• **Task to complete**: Identify each line below containing the string "Temple" and copy it.
------------------------------------------------------------------------
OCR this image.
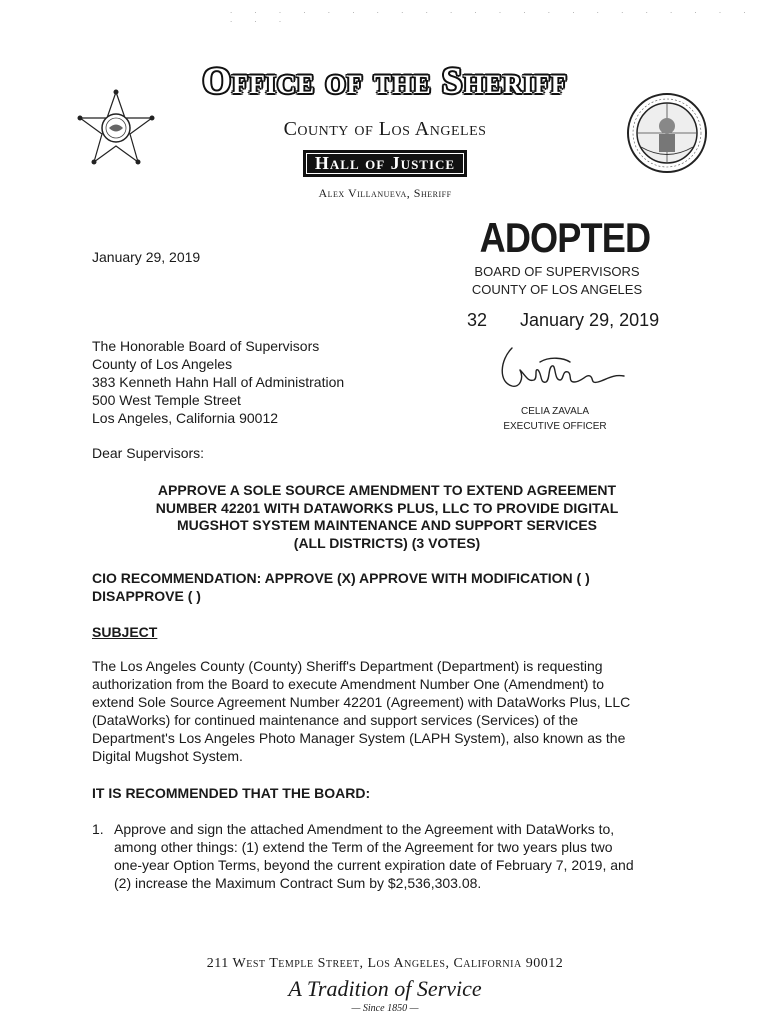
. . . . . . . . . . . . . . . . . . . . . . . . .
Office of the Sheriff
County of Los Angeles
Hall of Justice
Alex Villanueva, Sheriff
ADOPTED
BOARD OF SUPERVISORS
COUNTY OF LOS ANGELES
32 January 29, 2019
CELIA ZAVALA
EXECUTIVE OFFICER
January 29, 2019
The Honorable Board of Supervisors
County of Los Angeles
383 Kenneth Hahn Hall of Administration
500 West Temple Street
Los Angeles, California 90012
Dear Supervisors:
APPROVE A SOLE SOURCE AMENDMENT TO EXTEND AGREEMENT
NUMBER 42201 WITH DATAWORKS PLUS, LLC TO PROVIDE DIGITAL
MUGSHOT SYSTEM MAINTENANCE AND SUPPORT SERVICES
(ALL DISTRICTS) (3 VOTES)
CIO RECOMMENDATION: APPROVE (X) APPROVE WITH MODIFICATION ( )
DISAPPROVE ( )
SUBJECT
The Los Angeles County (County) Sheriff's Department (Department) is requesting
authorization from the Board to execute Amendment Number One (Amendment) to
extend Sole Source Agreement Number 42201 (Agreement) with DataWorks Plus, LLC
(DataWorks) for continued maintenance and support services (Services) of the
Department's Los Angeles Photo Manager System (LAPH System), also known as the
Digital Mugshot System.
IT IS RECOMMENDED THAT THE BOARD:
1. Approve and sign the attached Amendment to the Agreement with DataWorks to,
among other things: (1) extend the Term of the Agreement for two years plus two
one-year Option Terms, beyond the current expiration date of February 7, 2019, and
(2) increase the Maximum Contract Sum by $2,536,303.08.
211 West Temple Street, Los Angeles, California 90012
A Tradition of Service
— Since 1850 —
------------------------------------------------------------------------
• **Problem solution**:
500 West Temple Street
211 West Temple Street, Los Angeles, California 90012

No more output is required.